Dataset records
>>>>>

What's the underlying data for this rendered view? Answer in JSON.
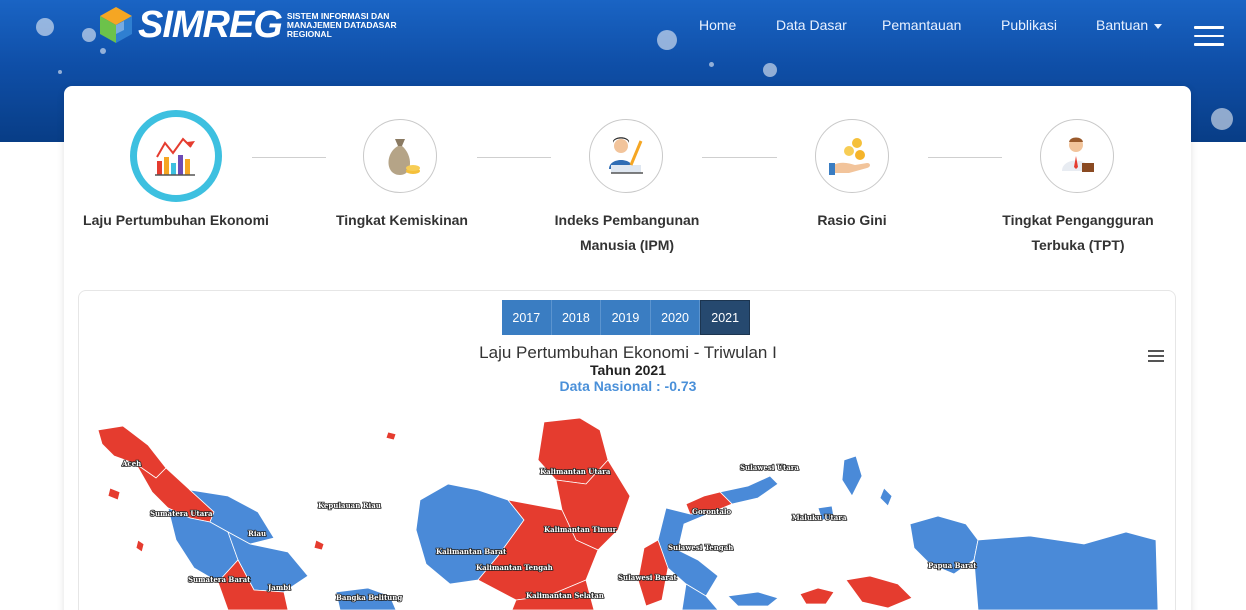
{
  "header": {
    "brand_name": "SIMREG",
    "brand_subtitle": "SISTEM INFORMASI DAN MANAJEMEN DATADASAR REGIONAL",
    "nav": [
      {
        "label": "Home",
        "has_caret": false
      },
      {
        "label": "Data Dasar",
        "has_caret": false
      },
      {
        "label": "Pemantauan",
        "has_caret": false
      },
      {
        "label": "Publikasi",
        "has_caret": false
      },
      {
        "label": "Bantuan",
        "has_caret": true
      }
    ],
    "menu_icon": "hamburger-icon"
  },
  "indicators": [
    {
      "label": "Laju Pertumbuhan Ekonomi",
      "icon": "growth-chart-icon",
      "active": true
    },
    {
      "label": "Tingkat Kemiskinan",
      "icon": "money-bag-icon",
      "active": false
    },
    {
      "label": "Indeks Pembangunan Manusia (IPM)",
      "icon": "person-writing-icon",
      "active": false
    },
    {
      "label": "Rasio Gini",
      "icon": "hand-coins-icon",
      "active": false
    },
    {
      "label": "Tingkat Pengangguran Terbuka (TPT)",
      "icon": "worker-icon",
      "active": false
    }
  ],
  "year_tabs": {
    "years": [
      "2017",
      "2018",
      "2019",
      "2020",
      "2021"
    ],
    "selected": "2021"
  },
  "chart": {
    "title": "Laju Pertumbuhan Ekonomi - Triwulan I",
    "subtitle": "Tahun 2021",
    "national": "Data Nasional : -0.73",
    "menu_icon": "chart-menu-icon",
    "colors": {
      "negative": "#e53c2f",
      "positive": "#4a8ad8"
    },
    "regions": [
      {
        "name": "Aceh",
        "color": "negative"
      },
      {
        "name": "Sumatera Utara",
        "color": "negative"
      },
      {
        "name": "Kepulauan Riau",
        "color": "negative"
      },
      {
        "name": "Riau",
        "color": "positive"
      },
      {
        "name": "Sumatera Barat",
        "color": "positive"
      },
      {
        "name": "Jambi",
        "color": "positive"
      },
      {
        "name": "Bangka Belitung",
        "color": "positive"
      },
      {
        "name": "Kalimantan Utara",
        "color": "negative"
      },
      {
        "name": "Kalimantan Timur",
        "color": "negative"
      },
      {
        "name": "Kalimantan Barat",
        "color": "positive"
      },
      {
        "name": "Kalimantan Tengah",
        "color": "negative"
      },
      {
        "name": "Kalimantan Selatan",
        "color": "negative"
      },
      {
        "name": "Sulawesi Utara",
        "color": "positive"
      },
      {
        "name": "Gorontalo",
        "color": "negative"
      },
      {
        "name": "Sulawesi Tengah",
        "color": "positive"
      },
      {
        "name": "Sulawesi Barat",
        "color": "negative"
      },
      {
        "name": "Maluku Utara",
        "color": "positive"
      },
      {
        "name": "Papua Barat",
        "color": "positive"
      }
    ]
  }
}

<<<<<

DIRECTION
Search the preceding listing for "chart" and extract every line where it is found.

SOLUTION FOR THIS PROBLEM
      "icon": "growth-chart-icon",
  "chart": {
    "menu_icon": "chart-menu-icon",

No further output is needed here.